** BEGIN DATA PROVIDED **

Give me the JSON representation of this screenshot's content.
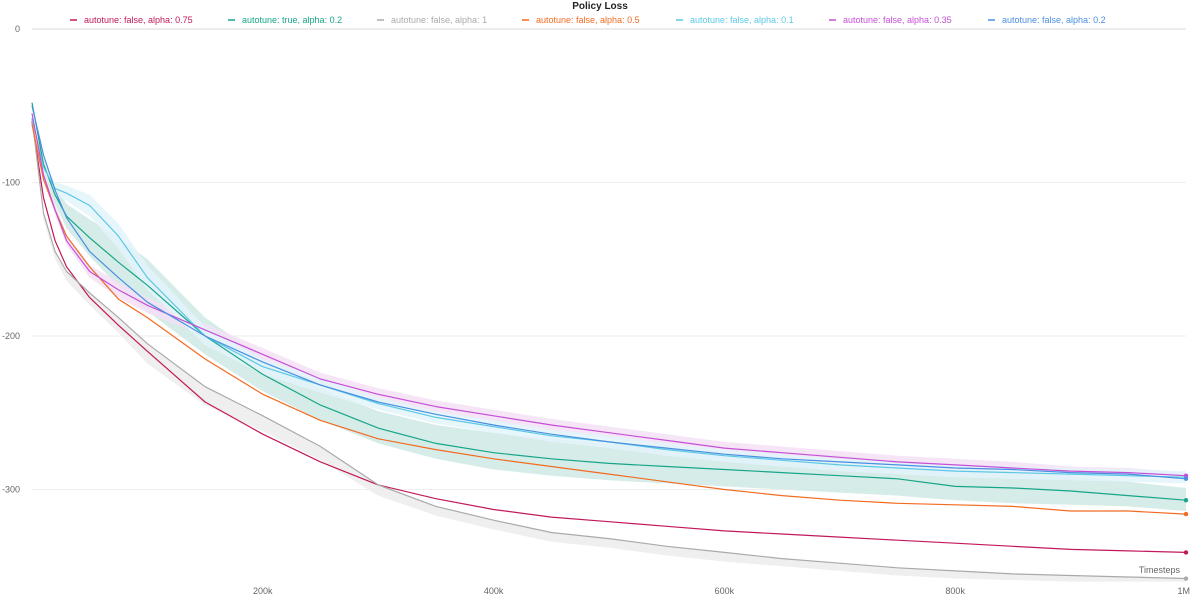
{
  "chart_data": {
    "type": "line",
    "title": "Policy Loss",
    "xlabel": "Timesteps",
    "ylabel": "",
    "xlim": [
      0,
      1000000
    ],
    "ylim": [
      -360,
      0
    ],
    "x_ticks": [
      {
        "value": 200000,
        "label": "200k"
      },
      {
        "value": 400000,
        "label": "400k"
      },
      {
        "value": 600000,
        "label": "600k"
      },
      {
        "value": 800000,
        "label": "800k"
      },
      {
        "value": 1000000,
        "label": "1M"
      }
    ],
    "y_ticks": [
      {
        "value": 0,
        "label": "0"
      },
      {
        "value": -100,
        "label": "-100"
      },
      {
        "value": -200,
        "label": "-200"
      },
      {
        "value": -300,
        "label": "-300"
      }
    ],
    "grid": true,
    "legend_position": "top",
    "x": [
      0,
      10000,
      20000,
      30000,
      50000,
      75000,
      100000,
      150000,
      200000,
      250000,
      300000,
      350000,
      400000,
      450000,
      500000,
      550000,
      600000,
      650000,
      700000,
      750000,
      800000,
      850000,
      900000,
      950000,
      1000000
    ],
    "series": [
      {
        "name": "autotune: false, alpha: 0.75",
        "color": "#c2185b",
        "values": [
          -60,
          -110,
          -138,
          -155,
          -175,
          -193,
          -210,
          -243,
          -264,
          -282,
          -297,
          -306,
          -313,
          -318,
          -321,
          -324,
          -327,
          -329,
          -331,
          -333,
          -335,
          -337,
          -339,
          -340,
          -341
        ]
      },
      {
        "name": "autotune: true, alpha: 0.2",
        "color": "#17a589",
        "values": [
          -48,
          -88,
          -108,
          -122,
          -136,
          -152,
          -167,
          -200,
          -225,
          -245,
          -260,
          -270,
          -276,
          -280,
          -283,
          -285,
          -287,
          -289,
          -291,
          -293,
          -298,
          -299,
          -301,
          -304,
          -307
        ]
      },
      {
        "name": "autotune: false, alpha: 1",
        "color": "#aaaaaa",
        "values": [
          -58,
          -120,
          -145,
          -158,
          -172,
          -188,
          -205,
          -233,
          -252,
          -272,
          -297,
          -311,
          -320,
          -328,
          -332,
          -337,
          -341,
          -345,
          -348,
          -351,
          -353,
          -355,
          -356,
          -357,
          -358
        ]
      },
      {
        "name": "autotune: false, alpha: 0.5",
        "color": "#f26b21",
        "values": [
          -62,
          -98,
          -118,
          -135,
          -155,
          -176,
          -188,
          -215,
          -238,
          -255,
          -267,
          -274,
          -280,
          -285,
          -290,
          -295,
          -300,
          -304,
          -307,
          -309,
          -310,
          -311,
          -314,
          -314,
          -316
        ]
      },
      {
        "name": "autotune: false, alpha: 0.1",
        "color": "#5bc8e6",
        "values": [
          -58,
          -90,
          -104,
          -107,
          -115,
          -135,
          -162,
          -200,
          -220,
          -232,
          -244,
          -253,
          -259,
          -265,
          -269,
          -274,
          -278,
          -281,
          -284,
          -286,
          -288,
          -289,
          -290,
          -291,
          -292
        ]
      },
      {
        "name": "autotune: false, alpha: 0.35",
        "color": "#c550d6",
        "values": [
          -55,
          -95,
          -118,
          -138,
          -158,
          -170,
          -180,
          -196,
          -212,
          -228,
          -238,
          -246,
          -252,
          -258,
          -263,
          -268,
          -273,
          -276,
          -279,
          -282,
          -284,
          -286,
          -288,
          -289,
          -291
        ]
      },
      {
        "name": "autotune: false, alpha: 0.2",
        "color": "#4a8fe0",
        "values": [
          -50,
          -82,
          -105,
          -123,
          -145,
          -162,
          -178,
          -200,
          -217,
          -232,
          -243,
          -251,
          -258,
          -264,
          -269,
          -273,
          -277,
          -280,
          -282,
          -284,
          -286,
          -287,
          -289,
          -290,
          -293
        ]
      }
    ],
    "bands": [
      {
        "series": "autotune: true, alpha: 0.2",
        "color": "#cfe9e4",
        "lower": [
          -48,
          -92,
          -114,
          -130,
          -148,
          -168,
          -184,
          -212,
          -236,
          -255,
          -270,
          -280,
          -287,
          -291,
          -294,
          -296,
          -298,
          -300,
          -302,
          -304,
          -307,
          -309,
          -310,
          -311,
          -314
        ],
        "upper": [
          -48,
          -84,
          -102,
          -114,
          -124,
          -136,
          -150,
          -188,
          -214,
          -234,
          -249,
          -258,
          -263,
          -267,
          -270,
          -272,
          -274,
          -276,
          -278,
          -281,
          -287,
          -289,
          -291,
          -295,
          -299
        ]
      },
      {
        "series": "autotune: false, alpha: 1",
        "color": "#ececec",
        "lower": [
          -58,
          -124,
          -150,
          -164,
          -180,
          -198,
          -218,
          -245,
          -262,
          -281,
          -304,
          -317,
          -326,
          -334,
          -338,
          -343,
          -347,
          -350,
          -353,
          -356,
          -358,
          -359,
          -360,
          -360,
          -360
        ]
      },
      {
        "series": "autotune: false, alpha: 0.35",
        "color": "#f3e1f6",
        "lower": [
          -55,
          -98,
          -121,
          -141,
          -162,
          -175,
          -185,
          -200,
          -216,
          -232,
          -242,
          -250,
          -256,
          -262,
          -267,
          -272,
          -277,
          -280,
          -283,
          -286,
          -288,
          -290,
          -291,
          -292,
          -293
        ],
        "upper": [
          -55,
          -92,
          -114,
          -134,
          -154,
          -165,
          -175,
          -192,
          -208,
          -224,
          -234,
          -242,
          -248,
          -254,
          -259,
          -264,
          -269,
          -272,
          -275,
          -278,
          -280,
          -282,
          -285,
          -286,
          -289
        ]
      },
      {
        "series": "autotune: false, alpha: 0.1",
        "color": "#e3f5fa",
        "lower": [
          -58,
          -93,
          -108,
          -112,
          -122,
          -143,
          -170,
          -206,
          -225,
          -237,
          -248,
          -257,
          -263,
          -269,
          -273,
          -278,
          -282,
          -285,
          -288,
          -290,
          -292,
          -293,
          -294,
          -295,
          -296
        ],
        "upper": [
          -58,
          -86,
          -100,
          -102,
          -108,
          -127,
          -154,
          -194,
          -215,
          -227,
          -240,
          -249,
          -255,
          -261,
          -265,
          -270,
          -274,
          -277,
          -280,
          -282,
          -284,
          -285,
          -286,
          -287,
          -288
        ]
      }
    ]
  }
}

** END DATA PROVIDED **

* SET PROBLEM
Say how many lines include the word "series"; reply with the number alone.

* WRITTEN ANSWER
5